Problem to work on:
Copy each line that has the string "list" somewhere in it.

Records:
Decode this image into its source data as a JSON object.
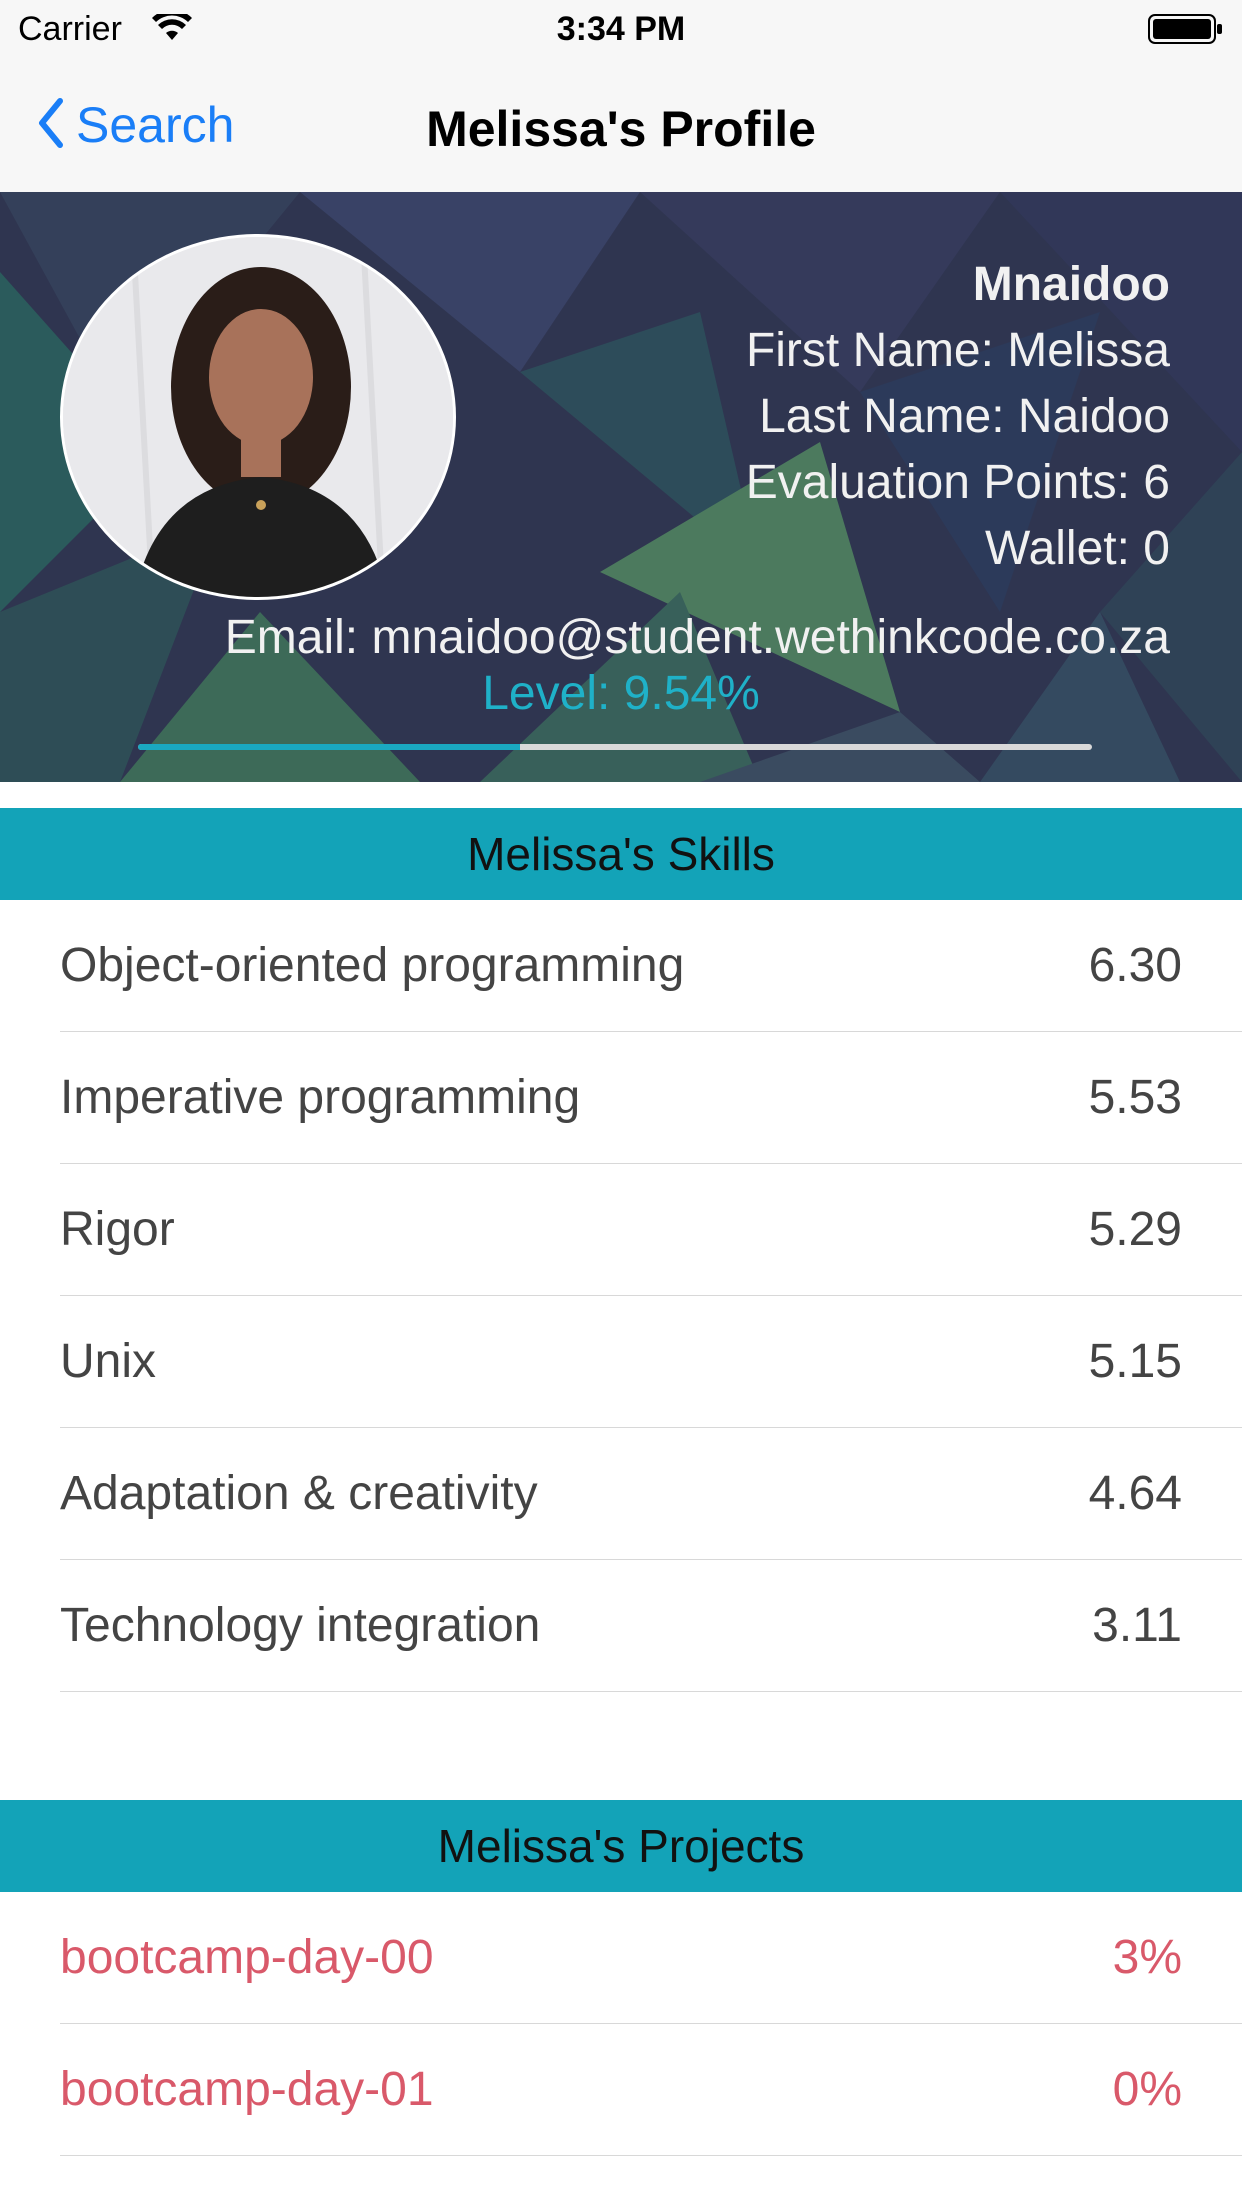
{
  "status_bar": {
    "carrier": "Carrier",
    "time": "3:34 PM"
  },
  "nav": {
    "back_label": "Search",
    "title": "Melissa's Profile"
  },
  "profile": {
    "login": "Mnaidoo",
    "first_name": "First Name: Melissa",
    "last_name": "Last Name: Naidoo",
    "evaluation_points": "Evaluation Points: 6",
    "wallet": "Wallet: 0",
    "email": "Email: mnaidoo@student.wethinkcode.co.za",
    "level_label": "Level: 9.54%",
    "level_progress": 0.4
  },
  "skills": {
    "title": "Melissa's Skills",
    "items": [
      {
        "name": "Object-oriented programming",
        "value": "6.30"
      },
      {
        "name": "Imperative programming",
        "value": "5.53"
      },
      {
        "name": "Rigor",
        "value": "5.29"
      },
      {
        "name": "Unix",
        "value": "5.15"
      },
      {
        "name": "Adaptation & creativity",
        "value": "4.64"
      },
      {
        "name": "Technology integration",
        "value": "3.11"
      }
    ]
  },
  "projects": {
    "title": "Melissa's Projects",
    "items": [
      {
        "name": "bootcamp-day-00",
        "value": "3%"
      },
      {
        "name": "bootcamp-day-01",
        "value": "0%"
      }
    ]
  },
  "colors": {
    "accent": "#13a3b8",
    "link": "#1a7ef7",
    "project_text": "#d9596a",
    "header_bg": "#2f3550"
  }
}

--

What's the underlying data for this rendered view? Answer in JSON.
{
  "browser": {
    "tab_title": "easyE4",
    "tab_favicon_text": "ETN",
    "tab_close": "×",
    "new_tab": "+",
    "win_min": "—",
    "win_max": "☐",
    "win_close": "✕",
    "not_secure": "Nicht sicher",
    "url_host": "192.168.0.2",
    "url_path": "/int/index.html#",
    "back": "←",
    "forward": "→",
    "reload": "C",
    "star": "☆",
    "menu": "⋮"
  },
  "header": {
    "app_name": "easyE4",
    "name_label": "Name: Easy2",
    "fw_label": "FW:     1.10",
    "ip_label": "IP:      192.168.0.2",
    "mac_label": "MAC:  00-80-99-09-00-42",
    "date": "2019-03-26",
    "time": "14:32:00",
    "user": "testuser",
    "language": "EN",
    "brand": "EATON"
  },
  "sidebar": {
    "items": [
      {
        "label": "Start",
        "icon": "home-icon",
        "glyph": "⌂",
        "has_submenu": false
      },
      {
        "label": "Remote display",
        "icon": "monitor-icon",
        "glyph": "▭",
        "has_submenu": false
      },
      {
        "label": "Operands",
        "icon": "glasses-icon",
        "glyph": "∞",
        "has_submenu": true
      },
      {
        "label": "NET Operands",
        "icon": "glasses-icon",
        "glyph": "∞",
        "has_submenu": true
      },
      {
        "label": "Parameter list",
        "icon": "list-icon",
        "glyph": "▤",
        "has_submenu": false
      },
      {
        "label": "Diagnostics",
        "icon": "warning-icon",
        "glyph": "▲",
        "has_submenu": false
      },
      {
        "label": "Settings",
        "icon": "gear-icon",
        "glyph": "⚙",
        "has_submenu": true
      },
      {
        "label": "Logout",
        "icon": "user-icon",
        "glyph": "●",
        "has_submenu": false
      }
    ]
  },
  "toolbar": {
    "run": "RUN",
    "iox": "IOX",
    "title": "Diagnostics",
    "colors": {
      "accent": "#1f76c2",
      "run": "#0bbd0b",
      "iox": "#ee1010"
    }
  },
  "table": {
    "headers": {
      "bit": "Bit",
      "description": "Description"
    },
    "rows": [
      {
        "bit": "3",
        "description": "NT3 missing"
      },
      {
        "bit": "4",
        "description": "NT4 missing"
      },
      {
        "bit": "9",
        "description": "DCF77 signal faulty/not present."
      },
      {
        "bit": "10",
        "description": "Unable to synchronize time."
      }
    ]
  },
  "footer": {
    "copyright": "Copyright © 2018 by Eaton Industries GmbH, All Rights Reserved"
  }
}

Reply:
        "label": "Parameter list",
        "icon": "list-icon",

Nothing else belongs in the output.